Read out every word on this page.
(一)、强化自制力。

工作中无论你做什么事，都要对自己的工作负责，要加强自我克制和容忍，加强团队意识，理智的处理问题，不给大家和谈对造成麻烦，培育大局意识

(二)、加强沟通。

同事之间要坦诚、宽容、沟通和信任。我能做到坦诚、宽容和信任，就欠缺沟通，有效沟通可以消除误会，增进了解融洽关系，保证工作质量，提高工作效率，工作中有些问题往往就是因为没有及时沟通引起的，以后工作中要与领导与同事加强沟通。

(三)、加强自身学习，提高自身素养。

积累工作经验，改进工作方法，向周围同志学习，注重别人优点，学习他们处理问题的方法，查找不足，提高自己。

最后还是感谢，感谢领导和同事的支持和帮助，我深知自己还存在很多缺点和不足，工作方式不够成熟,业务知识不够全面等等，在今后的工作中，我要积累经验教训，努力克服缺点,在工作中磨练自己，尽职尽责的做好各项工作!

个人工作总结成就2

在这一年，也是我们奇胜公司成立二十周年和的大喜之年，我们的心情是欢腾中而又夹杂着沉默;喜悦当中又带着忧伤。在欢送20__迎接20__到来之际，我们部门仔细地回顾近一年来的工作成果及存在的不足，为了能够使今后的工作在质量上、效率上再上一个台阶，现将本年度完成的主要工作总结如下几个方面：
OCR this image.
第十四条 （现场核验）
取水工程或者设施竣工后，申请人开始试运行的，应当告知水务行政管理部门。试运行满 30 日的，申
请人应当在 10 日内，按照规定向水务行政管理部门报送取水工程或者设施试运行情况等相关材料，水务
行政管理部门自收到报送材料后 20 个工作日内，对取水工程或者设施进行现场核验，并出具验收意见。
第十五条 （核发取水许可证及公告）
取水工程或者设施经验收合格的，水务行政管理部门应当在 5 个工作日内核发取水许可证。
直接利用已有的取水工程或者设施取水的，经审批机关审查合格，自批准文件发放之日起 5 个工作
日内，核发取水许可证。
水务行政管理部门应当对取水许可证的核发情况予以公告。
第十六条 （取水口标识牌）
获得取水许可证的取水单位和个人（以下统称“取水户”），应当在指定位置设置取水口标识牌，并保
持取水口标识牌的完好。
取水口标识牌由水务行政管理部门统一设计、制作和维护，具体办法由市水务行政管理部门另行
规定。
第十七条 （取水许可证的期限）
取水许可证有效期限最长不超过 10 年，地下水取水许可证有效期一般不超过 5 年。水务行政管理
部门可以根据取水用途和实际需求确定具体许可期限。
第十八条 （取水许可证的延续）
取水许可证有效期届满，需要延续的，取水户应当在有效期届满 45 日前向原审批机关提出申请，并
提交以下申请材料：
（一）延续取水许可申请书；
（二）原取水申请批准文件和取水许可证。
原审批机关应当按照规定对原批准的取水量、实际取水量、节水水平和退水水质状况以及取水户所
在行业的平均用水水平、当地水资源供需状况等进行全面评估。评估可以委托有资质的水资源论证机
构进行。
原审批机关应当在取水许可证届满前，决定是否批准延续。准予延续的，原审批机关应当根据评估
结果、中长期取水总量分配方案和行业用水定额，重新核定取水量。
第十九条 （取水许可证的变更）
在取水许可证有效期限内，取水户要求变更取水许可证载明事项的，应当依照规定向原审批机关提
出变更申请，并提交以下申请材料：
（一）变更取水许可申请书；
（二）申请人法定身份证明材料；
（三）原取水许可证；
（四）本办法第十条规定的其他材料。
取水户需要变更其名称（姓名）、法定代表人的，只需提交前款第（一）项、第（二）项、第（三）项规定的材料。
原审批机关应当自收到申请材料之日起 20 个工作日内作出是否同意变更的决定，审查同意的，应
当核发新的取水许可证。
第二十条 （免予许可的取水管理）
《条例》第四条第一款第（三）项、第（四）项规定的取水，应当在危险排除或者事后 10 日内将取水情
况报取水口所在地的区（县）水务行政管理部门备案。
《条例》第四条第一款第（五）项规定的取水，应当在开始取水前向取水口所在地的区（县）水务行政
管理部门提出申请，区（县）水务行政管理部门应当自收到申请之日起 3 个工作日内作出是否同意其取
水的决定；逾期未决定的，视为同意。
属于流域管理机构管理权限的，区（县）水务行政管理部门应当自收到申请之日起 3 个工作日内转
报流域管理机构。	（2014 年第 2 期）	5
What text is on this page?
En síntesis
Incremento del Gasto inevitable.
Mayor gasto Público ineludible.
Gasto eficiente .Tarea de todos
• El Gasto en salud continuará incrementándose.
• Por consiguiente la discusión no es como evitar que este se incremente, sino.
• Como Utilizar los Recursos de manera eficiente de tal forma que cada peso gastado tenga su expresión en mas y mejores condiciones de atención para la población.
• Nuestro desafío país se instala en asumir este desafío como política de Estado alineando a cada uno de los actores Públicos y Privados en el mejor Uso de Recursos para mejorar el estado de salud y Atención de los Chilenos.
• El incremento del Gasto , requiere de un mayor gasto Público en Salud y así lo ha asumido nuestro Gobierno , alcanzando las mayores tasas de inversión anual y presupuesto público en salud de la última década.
##############################
Work out how many lines of the data hold the string "eficiente". Reply with that number alone.

TASK RESULT:
2